**TO DO**
Output the full listing word for word.

(Structured figure records)
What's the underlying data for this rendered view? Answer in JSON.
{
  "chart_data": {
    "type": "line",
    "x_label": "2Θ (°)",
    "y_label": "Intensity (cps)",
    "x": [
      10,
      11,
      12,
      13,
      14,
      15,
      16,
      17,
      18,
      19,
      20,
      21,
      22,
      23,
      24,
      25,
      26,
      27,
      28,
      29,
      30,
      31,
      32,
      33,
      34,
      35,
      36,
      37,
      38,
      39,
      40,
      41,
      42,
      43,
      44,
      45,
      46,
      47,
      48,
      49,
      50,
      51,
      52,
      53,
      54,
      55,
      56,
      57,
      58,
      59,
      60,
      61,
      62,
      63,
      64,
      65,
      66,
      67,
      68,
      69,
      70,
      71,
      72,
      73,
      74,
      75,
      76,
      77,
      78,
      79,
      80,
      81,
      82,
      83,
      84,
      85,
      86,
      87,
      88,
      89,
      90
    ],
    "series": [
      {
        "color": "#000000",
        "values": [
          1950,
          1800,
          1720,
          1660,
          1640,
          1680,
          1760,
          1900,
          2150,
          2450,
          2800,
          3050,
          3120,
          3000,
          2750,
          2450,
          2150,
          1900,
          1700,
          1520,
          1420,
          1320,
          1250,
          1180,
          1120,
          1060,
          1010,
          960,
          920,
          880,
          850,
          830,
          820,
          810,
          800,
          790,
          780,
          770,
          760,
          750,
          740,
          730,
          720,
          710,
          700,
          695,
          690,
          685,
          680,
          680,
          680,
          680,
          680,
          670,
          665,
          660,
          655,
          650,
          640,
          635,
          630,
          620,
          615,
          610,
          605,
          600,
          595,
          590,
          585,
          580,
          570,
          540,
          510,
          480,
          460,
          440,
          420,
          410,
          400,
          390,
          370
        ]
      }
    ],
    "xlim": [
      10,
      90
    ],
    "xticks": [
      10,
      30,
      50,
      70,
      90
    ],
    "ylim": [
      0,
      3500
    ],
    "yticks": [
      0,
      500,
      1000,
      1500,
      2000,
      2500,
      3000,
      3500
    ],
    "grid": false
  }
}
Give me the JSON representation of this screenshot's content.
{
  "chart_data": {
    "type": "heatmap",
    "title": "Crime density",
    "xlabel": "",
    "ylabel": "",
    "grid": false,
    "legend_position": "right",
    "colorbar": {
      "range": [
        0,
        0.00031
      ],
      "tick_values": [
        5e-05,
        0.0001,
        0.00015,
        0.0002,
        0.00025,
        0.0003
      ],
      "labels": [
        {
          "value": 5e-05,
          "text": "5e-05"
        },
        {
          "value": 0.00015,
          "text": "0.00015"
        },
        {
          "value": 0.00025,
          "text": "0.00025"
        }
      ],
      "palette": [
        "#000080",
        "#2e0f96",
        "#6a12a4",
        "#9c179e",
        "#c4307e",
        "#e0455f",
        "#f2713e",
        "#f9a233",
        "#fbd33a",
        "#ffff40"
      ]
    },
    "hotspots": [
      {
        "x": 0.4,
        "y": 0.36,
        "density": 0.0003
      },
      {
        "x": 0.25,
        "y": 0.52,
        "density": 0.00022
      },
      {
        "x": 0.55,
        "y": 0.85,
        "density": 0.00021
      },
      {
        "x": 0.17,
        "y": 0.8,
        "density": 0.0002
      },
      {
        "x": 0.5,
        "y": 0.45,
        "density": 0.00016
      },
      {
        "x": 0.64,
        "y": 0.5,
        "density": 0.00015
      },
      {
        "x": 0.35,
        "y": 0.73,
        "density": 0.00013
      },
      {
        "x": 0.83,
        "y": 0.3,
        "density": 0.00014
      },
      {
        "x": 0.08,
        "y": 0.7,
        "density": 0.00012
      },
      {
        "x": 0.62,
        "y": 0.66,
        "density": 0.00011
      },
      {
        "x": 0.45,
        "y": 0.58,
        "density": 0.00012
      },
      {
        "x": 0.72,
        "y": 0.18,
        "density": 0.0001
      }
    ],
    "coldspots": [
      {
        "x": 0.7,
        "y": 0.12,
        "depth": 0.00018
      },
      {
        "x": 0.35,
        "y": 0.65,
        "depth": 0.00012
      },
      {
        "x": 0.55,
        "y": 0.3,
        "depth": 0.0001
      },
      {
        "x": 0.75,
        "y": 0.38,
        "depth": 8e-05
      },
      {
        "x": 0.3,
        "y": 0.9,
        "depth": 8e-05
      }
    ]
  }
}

**EXERCISE RESPONSE**
What's the underlying data for this rendered view? Answer in JSON.
{
  "chart_data": {
    "type": "line",
    "x_label": "2Θ (°)",
    "y_label": "Intensity (cps)",
    "x": [
      10,
      11,
      12,
      13,
      14,
      15,
      16,
      17,
      18,
      19,
      20,
      21,
      22,
      23,
      24,
      25,
      26,
      27,
      28,
      29,
      30,
      31,
      32,
      33,
      34,
      35,
      36,
      37,
      38,
      39,
      40,
      41,
      42,
      43,
      44,
      45,
      46,
      47,
      48,
      49,
      50,
      51,
      52,
      53,
      54,
      55,
      56,
      57,
      58,
      59,
      60,
      61,
      62,
      63,
      64,
      65,
      66,
      67,
      68,
      69,
      70,
      71,
      72,
      73,
      74,
      75,
      76,
      77,
      78,
      79,
      80,
      81,
      82,
      83,
      84,
      85,
      86,
      87,
      88,
      89,
      90
    ],
    "series": [
      {
        "color": "#000000",
        "values": [
          1950,
          1800,
          1720,
          1660,
          1640,
          1680,
          1760,
          1900,
          2150,
          2450,
          2800,
          3050,
          3120,
          3000,
          2750,
          2450,
          2150,
          1900,
          1700,
          1520,
          1420,
          1320,
          1250,
          1180,
          1120,
          1060,
          1010,
          960,
          920,
          880,
          850,
          830,
          820,
          810,
          800,
          790,
          780,
          770,
          760,
          750,
          740,
          730,
          720,
          710,
          700,
          695,
          690,
          685,
          680,
          680,
          680,
          680,
          680,
          670,
          665,
          660,
          655,
          650,
          640,
          635,
          630,
          620,
          615,
          610,
          605,
          600,
          595,
          590,
          585,
          580,
          570,
          540,
          510,
          480,
          460,
          440,
          420,
          410,
          400,
          390,
          370
        ]
      }
    ],
    "xlim": [
      10,
      90
    ],
    "xticks": [
      10,
      30,
      50,
      70,
      90
    ],
    "ylim": [
      0,
      3500
    ],
    "yticks": [
      0,
      500,
      1000,
      1500,
      2000,
      2500,
      3000,
      3500
    ],
    "grid": false
  }
}
Give me the JSON representation of this screenshot's content.
{
  "chart_data": {
    "type": "heatmap",
    "title": "Crime density",
    "xlabel": "",
    "ylabel": "",
    "grid": false,
    "legend_position": "right",
    "colorbar": {
      "range": [
        0,
        0.00031
      ],
      "tick_values": [
        5e-05,
        0.0001,
        0.00015,
        0.0002,
        0.00025,
        0.0003
      ],
      "labels": [
        {
          "value": 5e-05,
          "text": "5e-05"
        },
        {
          "value": 0.00015,
          "text": "0.00015"
        },
        {
          "value": 0.00025,
          "text": "0.00025"
        }
      ],
      "palette": [
        "#000080",
        "#2e0f96",
        "#6a12a4",
        "#9c179e",
        "#c4307e",
        "#e0455f",
        "#f2713e",
        "#f9a233",
        "#fbd33a",
        "#ffff40"
      ]
    },
    "hotspots": [
      {
        "x": 0.4,
        "y": 0.36,
        "density": 0.0003
      },
      {
        "x": 0.25,
        "y": 0.52,
        "density": 0.00022
      },
      {
        "x": 0.55,
        "y": 0.85,
        "density": 0.00021
      },
      {
        "x": 0.17,
        "y": 0.8,
        "density": 0.0002
      },
      {
        "x": 0.5,
        "y": 0.45,
        "density": 0.00016
      },
      {
        "x": 0.64,
        "y": 0.5,
        "density": 0.00015
      },
      {
        "x": 0.35,
        "y": 0.73,
        "density": 0.00013
      },
      {
        "x": 0.83,
        "y": 0.3,
        "density": 0.00014
      },
      {
        "x": 0.08,
        "y": 0.7,
        "density": 0.00012
      },
      {
        "x": 0.62,
        "y": 0.66,
        "density": 0.00011
      },
      {
        "x": 0.45,
        "y": 0.58,
        "density": 0.00012
      },
      {
        "x": 0.72,
        "y": 0.18,
        "density": 0.0001
      }
    ],
    "coldspots": [
      {
        "x": 0.7,
        "y": 0.12,
        "depth": 0.00018
      },
      {
        "x": 0.35,
        "y": 0.65,
        "depth": 0.00012
      },
      {
        "x": 0.55,
        "y": 0.3,
        "depth": 0.0001
      },
      {
        "x": 0.75,
        "y": 0.38,
        "depth": 8e-05
      },
      {
        "x": 0.3,
        "y": 0.9,
        "depth": 8e-05
      }
    ]
  }
}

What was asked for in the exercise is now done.